# Aim:
Search the data for the word "Lincoln" and copy every line where it occurs.

··· Data entries ···

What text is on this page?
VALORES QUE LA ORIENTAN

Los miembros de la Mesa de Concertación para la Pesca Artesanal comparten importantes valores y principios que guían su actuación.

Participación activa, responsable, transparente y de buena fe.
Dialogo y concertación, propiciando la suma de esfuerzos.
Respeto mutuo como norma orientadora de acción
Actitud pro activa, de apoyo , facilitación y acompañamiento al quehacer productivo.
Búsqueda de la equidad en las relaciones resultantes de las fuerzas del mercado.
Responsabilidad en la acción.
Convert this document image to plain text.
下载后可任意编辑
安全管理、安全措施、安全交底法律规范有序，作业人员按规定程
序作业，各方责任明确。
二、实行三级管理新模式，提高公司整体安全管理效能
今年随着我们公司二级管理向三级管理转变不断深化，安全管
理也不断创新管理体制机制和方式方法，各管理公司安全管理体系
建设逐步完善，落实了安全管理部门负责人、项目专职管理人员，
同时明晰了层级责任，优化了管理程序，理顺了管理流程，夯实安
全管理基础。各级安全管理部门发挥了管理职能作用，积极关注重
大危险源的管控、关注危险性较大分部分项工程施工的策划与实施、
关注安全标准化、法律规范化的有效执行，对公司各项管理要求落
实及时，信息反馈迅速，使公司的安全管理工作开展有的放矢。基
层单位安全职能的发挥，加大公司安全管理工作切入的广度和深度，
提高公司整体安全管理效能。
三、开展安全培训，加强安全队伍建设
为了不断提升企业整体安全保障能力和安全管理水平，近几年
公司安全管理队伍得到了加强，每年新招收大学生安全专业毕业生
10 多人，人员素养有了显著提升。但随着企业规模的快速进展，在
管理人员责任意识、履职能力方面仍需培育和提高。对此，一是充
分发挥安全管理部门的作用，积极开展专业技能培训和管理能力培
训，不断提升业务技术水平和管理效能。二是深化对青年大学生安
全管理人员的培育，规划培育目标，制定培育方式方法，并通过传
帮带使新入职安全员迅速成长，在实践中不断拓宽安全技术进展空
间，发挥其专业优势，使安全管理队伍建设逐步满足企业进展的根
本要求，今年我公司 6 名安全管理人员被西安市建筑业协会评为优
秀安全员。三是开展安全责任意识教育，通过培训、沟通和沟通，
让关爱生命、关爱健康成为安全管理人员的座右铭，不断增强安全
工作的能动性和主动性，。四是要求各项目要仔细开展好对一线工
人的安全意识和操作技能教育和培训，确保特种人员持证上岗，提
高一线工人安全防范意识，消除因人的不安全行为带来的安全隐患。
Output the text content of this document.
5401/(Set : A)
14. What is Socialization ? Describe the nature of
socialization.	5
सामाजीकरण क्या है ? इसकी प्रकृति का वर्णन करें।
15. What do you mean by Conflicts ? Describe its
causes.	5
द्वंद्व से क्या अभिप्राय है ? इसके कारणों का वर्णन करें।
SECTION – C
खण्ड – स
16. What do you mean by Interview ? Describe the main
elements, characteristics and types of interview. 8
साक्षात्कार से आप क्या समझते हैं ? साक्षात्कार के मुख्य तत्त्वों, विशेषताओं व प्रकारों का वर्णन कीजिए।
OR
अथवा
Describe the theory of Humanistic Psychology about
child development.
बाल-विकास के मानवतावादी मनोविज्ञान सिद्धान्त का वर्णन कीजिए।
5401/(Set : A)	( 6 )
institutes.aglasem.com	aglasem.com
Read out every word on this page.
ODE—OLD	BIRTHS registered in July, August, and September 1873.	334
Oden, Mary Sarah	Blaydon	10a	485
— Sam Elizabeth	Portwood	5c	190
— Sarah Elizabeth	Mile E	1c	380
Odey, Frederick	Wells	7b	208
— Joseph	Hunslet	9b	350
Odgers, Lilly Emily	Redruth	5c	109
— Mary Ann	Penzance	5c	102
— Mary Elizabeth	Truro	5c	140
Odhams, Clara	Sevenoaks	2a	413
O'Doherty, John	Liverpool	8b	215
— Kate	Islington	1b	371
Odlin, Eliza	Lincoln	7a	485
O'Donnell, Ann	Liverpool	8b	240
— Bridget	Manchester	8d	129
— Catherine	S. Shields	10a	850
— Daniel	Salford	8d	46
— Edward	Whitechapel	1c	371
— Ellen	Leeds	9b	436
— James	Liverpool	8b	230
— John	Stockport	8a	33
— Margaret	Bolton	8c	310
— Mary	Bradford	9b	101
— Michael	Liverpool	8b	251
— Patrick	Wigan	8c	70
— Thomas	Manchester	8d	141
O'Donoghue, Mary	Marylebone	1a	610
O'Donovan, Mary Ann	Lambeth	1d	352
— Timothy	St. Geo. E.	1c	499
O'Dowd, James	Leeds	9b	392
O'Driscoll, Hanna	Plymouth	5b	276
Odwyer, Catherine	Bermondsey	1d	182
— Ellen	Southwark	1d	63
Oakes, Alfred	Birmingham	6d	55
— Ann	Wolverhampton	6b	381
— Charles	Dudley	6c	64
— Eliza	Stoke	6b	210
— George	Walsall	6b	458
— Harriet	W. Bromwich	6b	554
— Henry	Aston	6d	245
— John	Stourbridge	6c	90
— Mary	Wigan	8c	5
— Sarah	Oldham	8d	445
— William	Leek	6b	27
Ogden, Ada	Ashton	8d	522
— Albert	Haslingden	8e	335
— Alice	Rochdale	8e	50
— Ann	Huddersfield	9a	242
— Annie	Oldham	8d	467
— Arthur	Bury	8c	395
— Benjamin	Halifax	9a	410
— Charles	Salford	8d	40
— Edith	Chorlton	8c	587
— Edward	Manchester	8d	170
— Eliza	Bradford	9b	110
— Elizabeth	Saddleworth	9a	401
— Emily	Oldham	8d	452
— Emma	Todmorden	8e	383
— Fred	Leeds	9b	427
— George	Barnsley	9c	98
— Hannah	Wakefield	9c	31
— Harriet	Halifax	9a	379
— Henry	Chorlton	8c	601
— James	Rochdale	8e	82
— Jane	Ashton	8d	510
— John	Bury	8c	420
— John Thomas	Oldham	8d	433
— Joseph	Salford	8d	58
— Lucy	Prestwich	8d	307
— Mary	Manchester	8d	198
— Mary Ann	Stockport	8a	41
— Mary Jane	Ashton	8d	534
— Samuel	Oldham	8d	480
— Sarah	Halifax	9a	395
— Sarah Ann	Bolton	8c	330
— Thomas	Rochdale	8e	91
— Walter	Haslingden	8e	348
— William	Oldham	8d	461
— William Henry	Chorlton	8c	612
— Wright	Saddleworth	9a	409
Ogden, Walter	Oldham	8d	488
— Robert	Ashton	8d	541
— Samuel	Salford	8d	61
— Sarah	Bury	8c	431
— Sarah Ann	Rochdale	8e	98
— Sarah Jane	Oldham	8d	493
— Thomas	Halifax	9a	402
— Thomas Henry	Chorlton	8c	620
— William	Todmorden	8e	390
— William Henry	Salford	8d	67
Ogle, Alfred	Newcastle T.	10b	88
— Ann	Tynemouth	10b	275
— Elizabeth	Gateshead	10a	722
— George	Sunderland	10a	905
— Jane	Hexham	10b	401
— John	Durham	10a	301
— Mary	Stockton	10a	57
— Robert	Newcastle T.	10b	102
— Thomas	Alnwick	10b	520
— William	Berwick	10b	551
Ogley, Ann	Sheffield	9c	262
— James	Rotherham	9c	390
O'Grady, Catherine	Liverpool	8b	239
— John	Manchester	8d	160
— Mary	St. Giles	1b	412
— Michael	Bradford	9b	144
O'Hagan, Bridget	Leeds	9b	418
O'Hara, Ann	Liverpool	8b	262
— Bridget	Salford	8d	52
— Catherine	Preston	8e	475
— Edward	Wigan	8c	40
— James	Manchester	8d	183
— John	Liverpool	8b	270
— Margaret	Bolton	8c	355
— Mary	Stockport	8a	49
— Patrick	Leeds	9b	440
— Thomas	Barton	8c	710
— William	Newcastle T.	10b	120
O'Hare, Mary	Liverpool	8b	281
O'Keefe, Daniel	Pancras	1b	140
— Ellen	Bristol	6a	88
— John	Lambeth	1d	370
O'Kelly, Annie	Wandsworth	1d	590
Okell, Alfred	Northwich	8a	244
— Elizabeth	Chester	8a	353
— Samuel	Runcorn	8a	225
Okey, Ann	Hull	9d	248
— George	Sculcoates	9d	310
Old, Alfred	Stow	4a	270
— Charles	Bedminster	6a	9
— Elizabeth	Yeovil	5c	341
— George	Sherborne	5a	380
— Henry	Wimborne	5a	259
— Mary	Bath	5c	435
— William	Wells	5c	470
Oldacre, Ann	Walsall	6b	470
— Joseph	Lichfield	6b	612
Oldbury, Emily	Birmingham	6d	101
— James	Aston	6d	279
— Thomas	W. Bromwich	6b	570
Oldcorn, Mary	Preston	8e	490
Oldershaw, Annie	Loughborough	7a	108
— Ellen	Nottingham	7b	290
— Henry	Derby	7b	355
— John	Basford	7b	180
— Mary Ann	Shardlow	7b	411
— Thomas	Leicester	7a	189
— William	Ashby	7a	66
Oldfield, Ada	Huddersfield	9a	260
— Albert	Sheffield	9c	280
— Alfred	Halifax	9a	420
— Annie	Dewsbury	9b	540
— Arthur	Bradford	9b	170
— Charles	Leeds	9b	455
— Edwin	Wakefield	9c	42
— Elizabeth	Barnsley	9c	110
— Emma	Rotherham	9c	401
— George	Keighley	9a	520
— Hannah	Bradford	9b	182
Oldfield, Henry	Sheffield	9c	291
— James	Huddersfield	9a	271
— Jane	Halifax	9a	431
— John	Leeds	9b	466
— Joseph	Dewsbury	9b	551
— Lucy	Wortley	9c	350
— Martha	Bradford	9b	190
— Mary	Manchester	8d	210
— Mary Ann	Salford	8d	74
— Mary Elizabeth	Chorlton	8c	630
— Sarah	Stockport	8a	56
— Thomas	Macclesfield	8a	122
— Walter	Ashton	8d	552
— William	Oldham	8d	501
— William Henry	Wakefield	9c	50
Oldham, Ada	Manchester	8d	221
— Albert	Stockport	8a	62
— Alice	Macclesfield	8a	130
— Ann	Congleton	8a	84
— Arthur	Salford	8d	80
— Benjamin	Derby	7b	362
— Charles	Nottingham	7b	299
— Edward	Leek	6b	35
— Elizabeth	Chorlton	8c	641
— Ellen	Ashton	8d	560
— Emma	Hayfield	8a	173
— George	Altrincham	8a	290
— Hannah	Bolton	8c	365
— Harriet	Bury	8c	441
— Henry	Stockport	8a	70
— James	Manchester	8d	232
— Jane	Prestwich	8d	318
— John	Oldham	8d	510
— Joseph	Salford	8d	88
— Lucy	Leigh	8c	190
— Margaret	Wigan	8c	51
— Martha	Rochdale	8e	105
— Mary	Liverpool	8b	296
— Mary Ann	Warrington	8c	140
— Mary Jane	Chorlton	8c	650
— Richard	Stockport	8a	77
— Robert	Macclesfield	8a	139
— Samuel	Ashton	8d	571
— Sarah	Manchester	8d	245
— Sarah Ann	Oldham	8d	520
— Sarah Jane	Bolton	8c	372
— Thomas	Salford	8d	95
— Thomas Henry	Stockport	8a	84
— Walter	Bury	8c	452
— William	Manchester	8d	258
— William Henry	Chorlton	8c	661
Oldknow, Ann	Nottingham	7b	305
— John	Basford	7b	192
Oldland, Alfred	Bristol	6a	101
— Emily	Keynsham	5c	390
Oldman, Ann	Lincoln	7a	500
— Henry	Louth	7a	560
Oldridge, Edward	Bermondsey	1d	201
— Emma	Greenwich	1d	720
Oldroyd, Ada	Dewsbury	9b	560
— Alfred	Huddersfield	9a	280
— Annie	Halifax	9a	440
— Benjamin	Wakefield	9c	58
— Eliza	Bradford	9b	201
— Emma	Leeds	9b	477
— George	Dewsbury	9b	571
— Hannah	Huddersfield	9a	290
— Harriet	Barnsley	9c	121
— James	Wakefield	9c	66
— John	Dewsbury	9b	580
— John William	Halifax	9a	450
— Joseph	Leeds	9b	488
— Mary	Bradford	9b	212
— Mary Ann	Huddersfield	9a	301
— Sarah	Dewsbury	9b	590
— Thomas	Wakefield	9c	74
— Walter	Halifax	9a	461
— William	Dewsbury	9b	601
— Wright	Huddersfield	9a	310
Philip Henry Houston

···

# Output below:
Odlin, Eliza	Lincoln	7a	485
Oldman, Ann	Lincoln	7a	500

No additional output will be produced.